#### SHORT PROBLEM
Print the listing in its entirety and exactly, leaving out images.

........

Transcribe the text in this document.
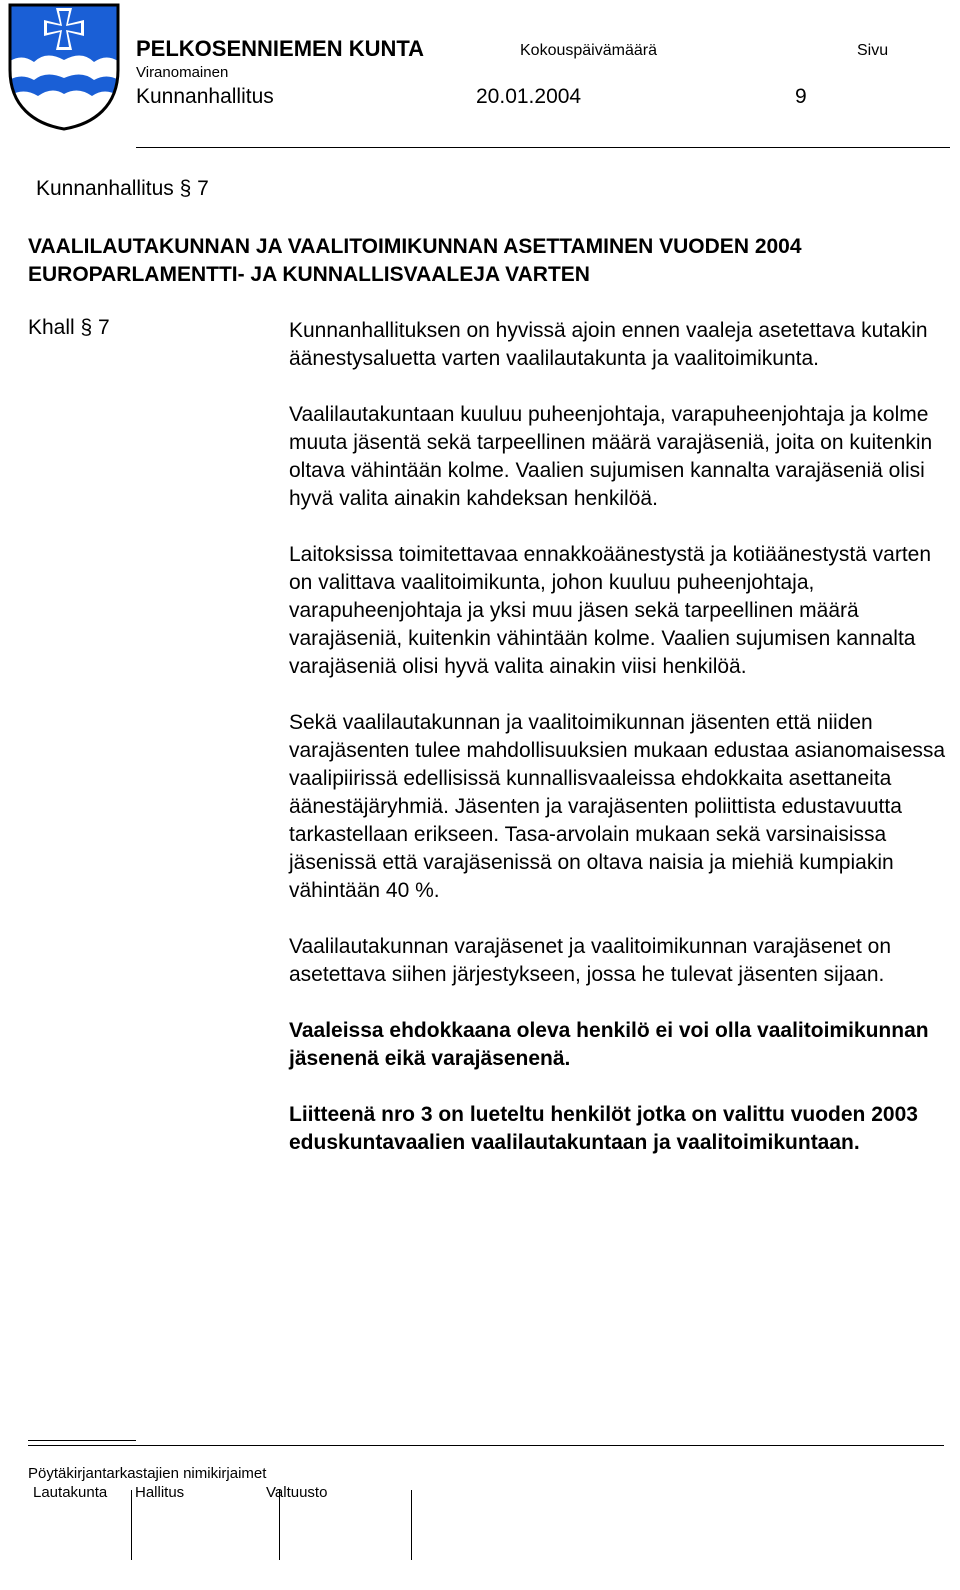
PELKOSENNIEMEN KUNTA	Kokouspäivämäärä	Sivu
Viranomainen
Kunnanhallitus	20.01.2004	9
Kunnanhallitus § 7
VAALILAUTAKUNNAN JA VAALITOIMIKUNNAN ASETTAMINEN VUODEN 2004
EUROPARLAMENTTI- JA KUNNALLISVAALEJA VARTEN
Khall § 7	Kunnanhallituksen on hyvissä ajoin ennen vaaleja asetettava kutakin äänestysaluetta varten vaalilautakunta ja vaalitoimikunta.

Vaalilautakuntaan kuuluu puheenjohtaja, varapuheenjohtaja ja kolme muuta jäsentä sekä tarpeellinen määrä varajäseniä, joita on kuitenkin oltava vähintään kolme. Vaalien sujumisen kannalta varajäseniä olisi hyvä valita ainakin kahdeksan henkilöä.

Laitoksissa toimitettavaa ennakkoäänestystä ja kotiäänestystä varten on valittava vaalitoimikunta, johon kuuluu puheenjohtaja, varapuheenjohtaja ja yksi muu jäsen sekä tarpeellinen määrä varajäseniä, kuitenkin vähintään kolme. Vaalien sujumisen kannalta varajäseniä olisi hyvä valita ainakin viisi henkilöä.

Sekä vaalilautakunnan ja vaalitoimikunnan jäsenten että niiden varajäsenten tulee mahdollisuuksien mukaan edustaa asianomaisessa vaalipiirissä edellisissä kunnallisvaaleissa ehdokkaita asettaneita äänestäjäryhmiä. Jäsenten ja varajäsenten poliittista edustavuutta tarkastellaan erikseen. Tasa-arvolain mukaan sekä varsinaisissa jäsenissä että varajäsenissä on oltava naisia ja miehiä kumpiakin vähintään 40 %.

Vaalilautakunnan varajäsenet ja vaalitoimikunnan varajäsenet on asetettava siihen järjestykseen, jossa he tulevat jäsenten sijaan.

Vaaleissa ehdokkaana oleva henkilö ei voi olla vaalitoimikunnan jäsenenä eikä varajäsenenä.

Liitteenä nro 3 on lueteltu henkilöt jotka on valittu vuoden 2003 eduskuntavaalien vaalilautakuntaan ja vaalitoimikuntaan.

Pöytäkirjantarkastajien nimikirjaimet
Lautakunta Hallitus	Valtuusto
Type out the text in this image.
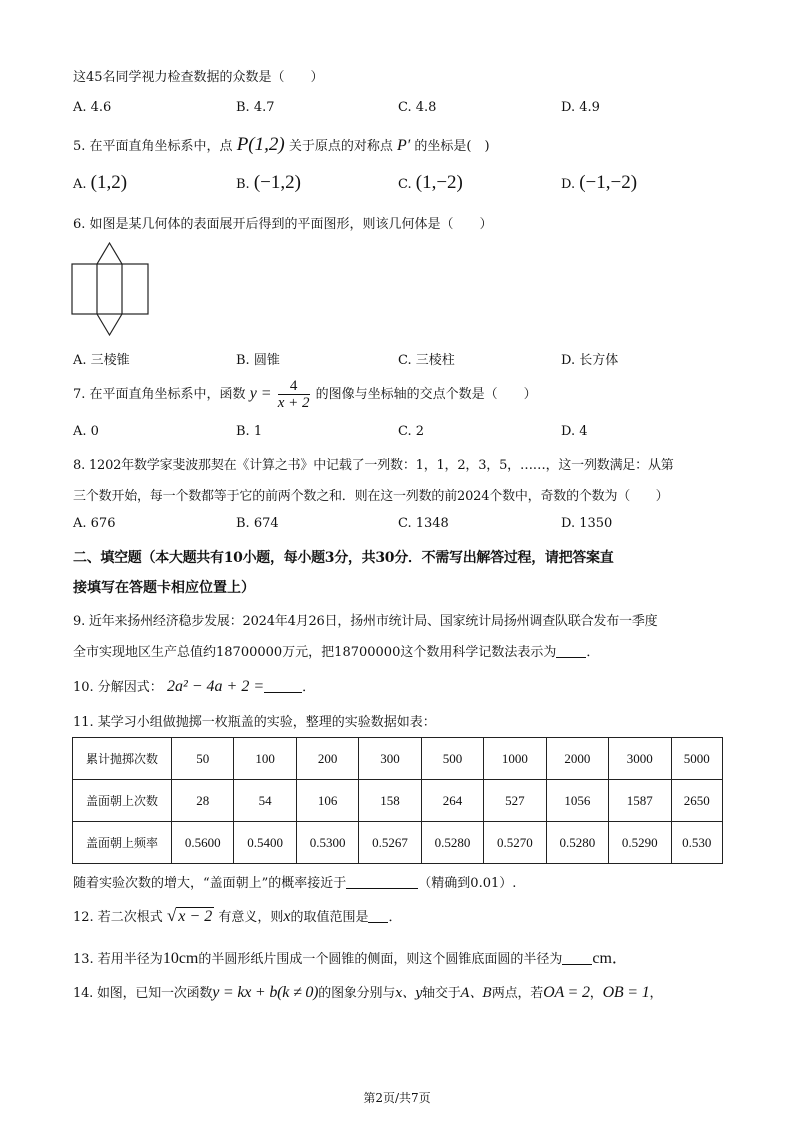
这45名同学视力检查数据的众数是（　　）
A. 4.6	B. 4.7	C. 4.8	D. 4.9
5. 在平面直角坐标系中，点 P(1,2) 关于原点的对称点 P′ 的坐标是(　)
A. (1,2)	B. (−1,2)	C. (1,−2)	D. (−1,−2)
6. 如图是某几何体的表面展开后得到的平面图形，则该几何体是（　　）
A. 三棱锥	B. 圆锥	C. 三棱柱	D. 长方体
7. 在平面直角坐标系中，函数 $y = \frac{4}{x + 2}$ 的图像与坐标轴的交点个数是（　　）
A. 0	B. 1	C. 2	D. 4
8. 1202年数学家斐波那契在《计算之书》中记载了一列数：1，1，2，3，5，……，这一列数满足：从第
三个数开始，每一个数都等于它的前两个数之和．则在这一列数的前2024个数中，奇数的个数为（　　）
A. 676	B. 674	C. 1348	D. 1350
二、填空题（本大题共有10小题，每小题3分，共30分．不需写出解答过程，请把答案直
接填写在答题卡相应位置上）
9. 近年来扬州经济稳步发展：2024年4月26日，扬州市统计局、国家统计局扬州调查队联合发布一季度
全市实现地区生产总值约18700000万元，把18700000这个数用科学记数法表示为 ．
10. 分解因式： 2a² − 4a + 2 =	．
11. 某学习小组做抛掷一枚瓶盖的实验，整理的实验数据如表：
累计抛掷次数	50	100	200	300	500	1000	2000	3000	5000
盖面朝上次数	28	54	106	158	264	527	1056	1587	2650
盖面朝上频率	0.5600	0.5400	0.5300	0.5267	0.5280	0.5270	0.5280	0.5290	0.530
随着实验次数的增大，“盖面朝上”的概率接近于	（精确到0.01）.
12. 若二次根式 √ x − 2 有意义，则x的取值范围是 ．
13. 若用半径为10cm的半圆形纸片围成一个圆锥的侧面，则这个圆锥底面圆的半径为 cm．
14. 如图，已知一次函数y = kx + b(k ≠ 0)的图象分别与x、y轴交于A、B两点，若OA = 2，OB = 1，
第2页/共7页
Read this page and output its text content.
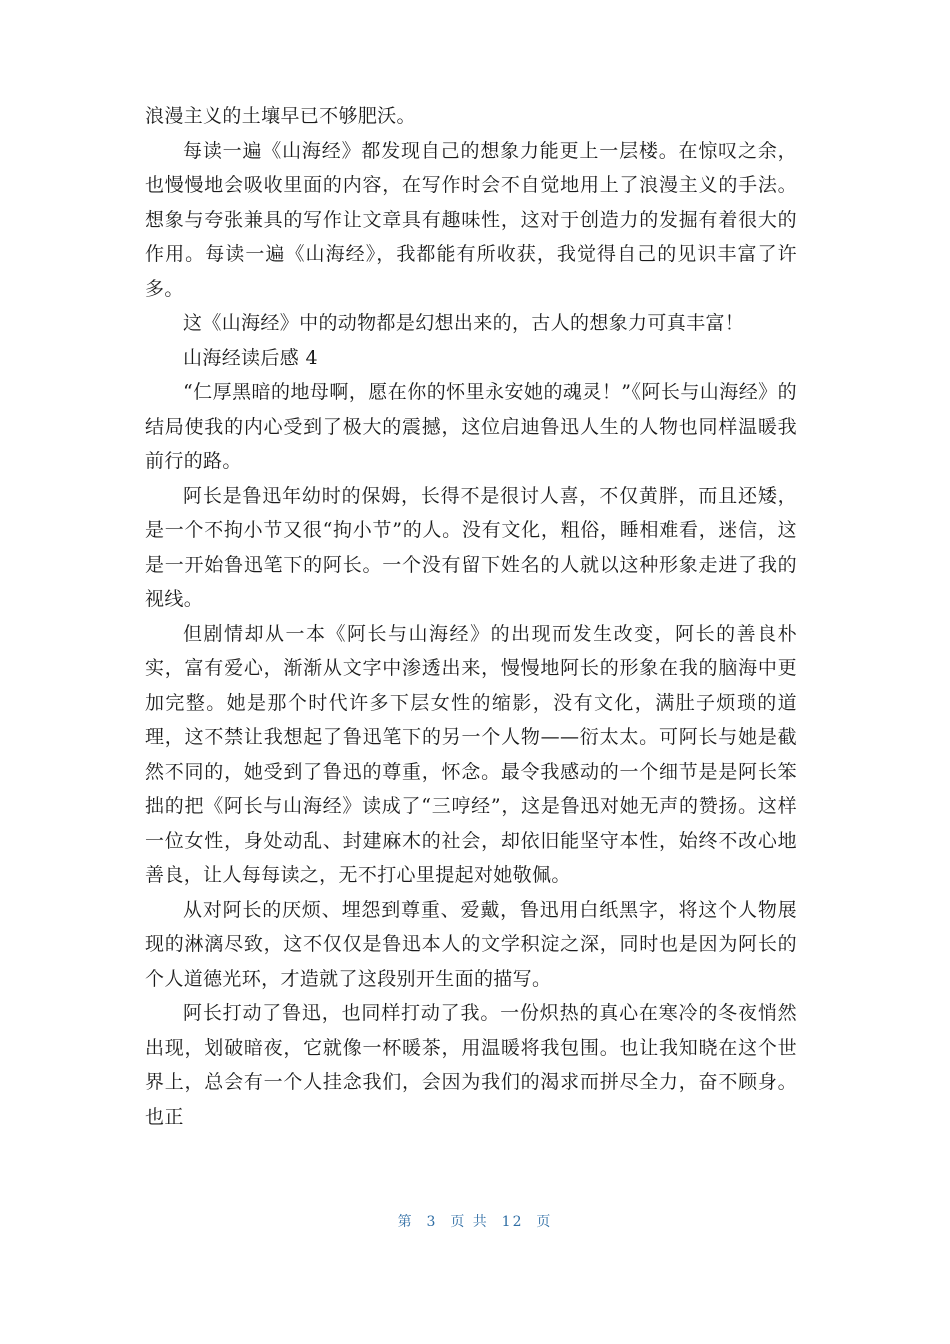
浪漫主义的土壤早已不够肥沃。

每读一遍《山海经》都发现自己的想象力能更上一层楼。在惊叹之余，也慢慢地会吸收里面的内容，在写作时会不自觉地用上了浪漫主义的手法。想象与夸张兼具的写作让文章具有趣味性，这对于创造力的发掘有着很大的作用。每读一遍《山海经》，我都能有所收获，我觉得自己的见识丰富了许多。

这《山海经》中的动物都是幻想出来的，古人的想象力可真丰富！

山海经读后感 4

“仁厚黑暗的地母啊，愿在你的怀里永安她的魂灵！”《阿长与山海经》的结局使我的内心受到了极大的震撼，这位启迪鲁迅人生的人物也同样温暖我前行的路。

阿长是鲁迅年幼时的保姆，长得不是很讨人喜，不仅黄胖，而且还矮，是一个不拘小节又很“拘小节”的人。没有文化，粗俗，睡相难看，迷信，这是一开始鲁迅笔下的阿长。一个没有留下姓名的人就以这种形象走进了我的视线。

但剧情却从一本《阿长与山海经》的出现而发生改变，阿长的善良朴实，富有爱心，渐渐从文字中渗透出来，慢慢地阿长的形象在我的脑海中更加完整。她是那个时代许多下层女性的缩影，没有文化，满肚子烦琐的道理，这不禁让我想起了鲁迅笔下的另一个人物——衍太太。可阿长与她是截然不同的，她受到了鲁迅的尊重，怀念。最令我感动的一个细节是是阿长笨拙的把《阿长与山海经》读成了“三哼经”，这是鲁迅对她无声的赞扬。这样一位女性，身处动乱、封建麻木的社会，却依旧能坚守本性，始终不改心地善良，让人每每读之，无不打心里提起对她敬佩。

从对阿长的厌烦、埋怨到尊重、爱戴，鲁迅用白纸黑字，将这个人物展现的淋漓尽致，这不仅仅是鲁迅本人的文学积淀之深，同时也是因为阿长的个人道德光环，才造就了这段别开生面的描写。

阿长打动了鲁迅，也同样打动了我。一份炽热的真心在寒冷的冬夜悄然出现，划破暗夜，它就像一杯暖茶，用温暖将我包围。也让我知晓在这个世界上，总会有一个人挂念我们，会因为我们的渴求而拼尽全力，奋不顾身。也正

第  3  页 共  12  页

........

#### TASK SOLUTION
Transcribe the text in this document.
PELKOSENNIEMEN KUNTA	Kokouspäivämäärä	Sivu
Viranomainen
Kunnanhallitus	20.01.2004	9
Kunnanhallitus § 7
VAALILAUTAKUNNAN JA VAALITOIMIKUNNAN ASETTAMINEN VUODEN 2004
EUROPARLAMENTTI- JA KUNNALLISVAALEJA VARTEN
Khall § 7	Kunnanhallituksen on hyvissä ajoin ennen vaaleja asetettava kutakin äänestysaluetta varten vaalilautakunta ja vaalitoimikunta.

Vaalilautakuntaan kuuluu puheenjohtaja, varapuheenjohtaja ja kolme muuta jäsentä sekä tarpeellinen määrä varajäseniä, joita on kuitenkin oltava vähintään kolme. Vaalien sujumisen kannalta varajäseniä olisi hyvä valita ainakin kahdeksan henkilöä.

Laitoksissa toimitettavaa ennakkoäänestystä ja kotiäänestystä varten on valittava vaalitoimikunta, johon kuuluu puheenjohtaja, varapuheenjohtaja ja yksi muu jäsen sekä tarpeellinen määrä varajäseniä, kuitenkin vähintään kolme. Vaalien sujumisen kannalta varajäseniä olisi hyvä valita ainakin viisi henkilöä.

Sekä vaalilautakunnan ja vaalitoimikunnan jäsenten että niiden varajäsenten tulee mahdollisuuksien mukaan edustaa asianomaisessa vaalipiirissä edellisissä kunnallisvaaleissa ehdokkaita asettaneita äänestäjäryhmiä. Jäsenten ja varajäsenten poliittista edustavuutta tarkastellaan erikseen. Tasa-arvolain mukaan sekä varsinaisissa jäsenissä että varajäsenissä on oltava naisia ja miehiä kumpiakin vähintään 40 %.

Vaalilautakunnan varajäsenet ja vaalitoimikunnan varajäsenet on asetettava siihen järjestykseen, jossa he tulevat jäsenten sijaan.

Vaaleissa ehdokkaana oleva henkilö ei voi olla vaalitoimikunnan jäsenenä eikä varajäsenenä.

Liitteenä nro 3 on lueteltu henkilöt jotka on valittu vuoden 2003 eduskuntavaalien vaalilautakuntaan ja vaalitoimikuntaan.

Pöytäkirjantarkastajien nimikirjaimet
Lautakunta Hallitus	Valtuusto
Type out the text in this image.
这45名同学视力检查数据的众数是（　　）
A. 4.6	B. 4.7	C. 4.8	D. 4.9
5. 在平面直角坐标系中，点 P(1,2) 关于原点的对称点 P′ 的坐标是(　)
A. (1,2)	B. (−1,2)	C. (1,−2)	D. (−1,−2)
6. 如图是某几何体的表面展开后得到的平面图形，则该几何体是（　　）
A. 三棱锥	B. 圆锥	C. 三棱柱	D. 长方体
7. 在平面直角坐标系中，函数 $y = \frac{4}{x + 2}$ 的图像与坐标轴的交点个数是（　　）
A. 0	B. 1	C. 2	D. 4
8. 1202年数学家斐波那契在《计算之书》中记载了一列数：1，1，2，3，5，……，这一列数满足：从第
三个数开始，每一个数都等于它的前两个数之和．则在这一列数的前2024个数中，奇数的个数为（　　）
A. 676	B. 674	C. 1348	D. 1350
二、填空题（本大题共有10小题，每小题3分，共30分．不需写出解答过程，请把答案直
接填写在答题卡相应位置上）
9. 近年来扬州经济稳步发展：2024年4月26日，扬州市统计局、国家统计局扬州调查队联合发布一季度
全市实现地区生产总值约18700000万元，把18700000这个数用科学记数法表示为 ．
10. 分解因式： 2a² − 4a + 2 =	．
11. 某学习小组做抛掷一枚瓶盖的实验，整理的实验数据如表：
累计抛掷次数	50	100	200	300	500	1000	2000	3000	5000
盖面朝上次数	28	54	106	158	264	527	1056	1587	2650
盖面朝上频率	0.5600	0.5400	0.5300	0.5267	0.5280	0.5270	0.5280	0.5290	0.530
随着实验次数的增大，“盖面朝上”的概率接近于	（精确到0.01）.
12. 若二次根式 √ x − 2 有意义，则x的取值范围是 ．
13. 若用半径为10cm的半圆形纸片围成一个圆锥的侧面，则这个圆锥底面圆的半径为 cm．
14. 如图，已知一次函数y = kx + b(k ≠ 0)的图象分别与x、y轴交于A、B两点，若OA = 2，OB = 1，
第2页/共7页
Read this page and output its text content.
浪漫主义的土壤早已不够肥沃。

每读一遍《山海经》都发现自己的想象力能更上一层楼。在惊叹之余，也慢慢地会吸收里面的内容，在写作时会不自觉地用上了浪漫主义的手法。想象与夸张兼具的写作让文章具有趣味性，这对于创造力的发掘有着很大的作用。每读一遍《山海经》，我都能有所收获，我觉得自己的见识丰富了许多。

这《山海经》中的动物都是幻想出来的，古人的想象力可真丰富！

山海经读后感 4

“仁厚黑暗的地母啊，愿在你的怀里永安她的魂灵！”《阿长与山海经》的结局使我的内心受到了极大的震撼，这位启迪鲁迅人生的人物也同样温暖我前行的路。

阿长是鲁迅年幼时的保姆，长得不是很讨人喜，不仅黄胖，而且还矮，是一个不拘小节又很“拘小节”的人。没有文化，粗俗，睡相难看，迷信，这是一开始鲁迅笔下的阿长。一个没有留下姓名的人就以这种形象走进了我的视线。

但剧情却从一本《阿长与山海经》的出现而发生改变，阿长的善良朴实，富有爱心，渐渐从文字中渗透出来，慢慢地阿长的形象在我的脑海中更加完整。她是那个时代许多下层女性的缩影，没有文化，满肚子烦琐的道理，这不禁让我想起了鲁迅笔下的另一个人物——衍太太。可阿长与她是截然不同的，她受到了鲁迅的尊重，怀念。最令我感动的一个细节是是阿长笨拙的把《阿长与山海经》读成了“三哼经”，这是鲁迅对她无声的赞扬。这样一位女性，身处动乱、封建麻木的社会，却依旧能坚守本性，始终不改心地善良，让人每每读之，无不打心里提起对她敬佩。

从对阿长的厌烦、埋怨到尊重、爱戴，鲁迅用白纸黑字，将这个人物展现的淋漓尽致，这不仅仅是鲁迅本人的文学积淀之深，同时也是因为阿长的个人道德光环，才造就了这段别开生面的描写。

阿长打动了鲁迅，也同样打动了我。一份炽热的真心在寒冷的冬夜悄然出现，划破暗夜，它就像一杯暖茶，用温暖将我包围。也让我知晓在这个世界上，总会有一个人挂念我们，会因为我们的渴求而拼尽全力，奋不顾身。也正

第  3  页 共  12  页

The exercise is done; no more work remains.